MATERIAL PROVIDED:
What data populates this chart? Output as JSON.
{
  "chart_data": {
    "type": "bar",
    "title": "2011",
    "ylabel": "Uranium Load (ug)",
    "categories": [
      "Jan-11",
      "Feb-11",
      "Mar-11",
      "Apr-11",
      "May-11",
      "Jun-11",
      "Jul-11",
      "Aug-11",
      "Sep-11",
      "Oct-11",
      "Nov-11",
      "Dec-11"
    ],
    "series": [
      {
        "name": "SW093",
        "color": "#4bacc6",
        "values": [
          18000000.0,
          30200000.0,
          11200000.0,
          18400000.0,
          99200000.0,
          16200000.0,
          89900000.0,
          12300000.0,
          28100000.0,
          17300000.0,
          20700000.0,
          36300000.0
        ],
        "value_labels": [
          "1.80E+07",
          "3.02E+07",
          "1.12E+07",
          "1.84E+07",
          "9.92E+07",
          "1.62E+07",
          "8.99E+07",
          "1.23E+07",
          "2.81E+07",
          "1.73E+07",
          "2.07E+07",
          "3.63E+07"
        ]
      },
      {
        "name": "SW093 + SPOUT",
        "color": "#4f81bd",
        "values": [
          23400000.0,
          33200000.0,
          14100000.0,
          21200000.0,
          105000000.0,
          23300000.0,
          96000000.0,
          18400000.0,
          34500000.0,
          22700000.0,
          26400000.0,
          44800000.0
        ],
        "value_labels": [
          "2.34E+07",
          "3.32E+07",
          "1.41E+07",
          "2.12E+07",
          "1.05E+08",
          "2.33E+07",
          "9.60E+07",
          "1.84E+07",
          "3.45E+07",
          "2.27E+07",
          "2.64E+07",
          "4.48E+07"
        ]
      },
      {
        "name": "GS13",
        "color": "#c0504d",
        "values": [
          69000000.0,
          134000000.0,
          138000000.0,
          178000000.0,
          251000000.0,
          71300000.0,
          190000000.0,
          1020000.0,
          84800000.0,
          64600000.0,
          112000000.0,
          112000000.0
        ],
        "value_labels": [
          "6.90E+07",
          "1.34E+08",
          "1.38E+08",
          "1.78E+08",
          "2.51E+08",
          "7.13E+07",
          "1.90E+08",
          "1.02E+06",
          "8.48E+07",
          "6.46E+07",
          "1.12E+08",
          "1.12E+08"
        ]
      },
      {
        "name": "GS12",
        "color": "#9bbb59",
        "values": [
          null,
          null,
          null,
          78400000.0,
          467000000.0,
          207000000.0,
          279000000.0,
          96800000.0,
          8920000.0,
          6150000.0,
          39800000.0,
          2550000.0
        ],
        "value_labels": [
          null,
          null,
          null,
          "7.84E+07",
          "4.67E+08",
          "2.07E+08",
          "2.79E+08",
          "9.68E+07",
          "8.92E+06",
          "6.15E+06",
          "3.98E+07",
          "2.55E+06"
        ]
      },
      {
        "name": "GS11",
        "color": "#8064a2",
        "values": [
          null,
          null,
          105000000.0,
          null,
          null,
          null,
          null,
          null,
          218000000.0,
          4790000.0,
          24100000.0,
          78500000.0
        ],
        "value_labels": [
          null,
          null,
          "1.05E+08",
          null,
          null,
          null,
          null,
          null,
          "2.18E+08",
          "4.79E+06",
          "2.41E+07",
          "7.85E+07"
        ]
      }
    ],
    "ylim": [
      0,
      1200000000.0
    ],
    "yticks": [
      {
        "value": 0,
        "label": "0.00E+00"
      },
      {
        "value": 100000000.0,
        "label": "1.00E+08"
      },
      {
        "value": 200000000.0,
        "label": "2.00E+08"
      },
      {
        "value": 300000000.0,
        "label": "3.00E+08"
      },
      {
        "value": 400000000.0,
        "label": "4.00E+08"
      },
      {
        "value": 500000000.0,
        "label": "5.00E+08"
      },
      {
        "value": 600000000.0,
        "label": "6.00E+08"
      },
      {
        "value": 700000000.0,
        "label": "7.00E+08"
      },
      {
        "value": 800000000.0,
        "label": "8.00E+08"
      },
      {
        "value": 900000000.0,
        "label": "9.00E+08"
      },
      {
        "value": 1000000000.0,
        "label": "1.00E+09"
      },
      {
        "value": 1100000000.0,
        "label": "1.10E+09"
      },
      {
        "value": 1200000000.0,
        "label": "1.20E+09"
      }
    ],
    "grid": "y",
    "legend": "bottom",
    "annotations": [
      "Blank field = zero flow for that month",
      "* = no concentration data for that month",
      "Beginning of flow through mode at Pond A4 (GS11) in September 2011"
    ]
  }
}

THE EXERCISE: Within the listing, how many lines hold the word "month"? Only the number is to be given.

FULL SOLUTION: 2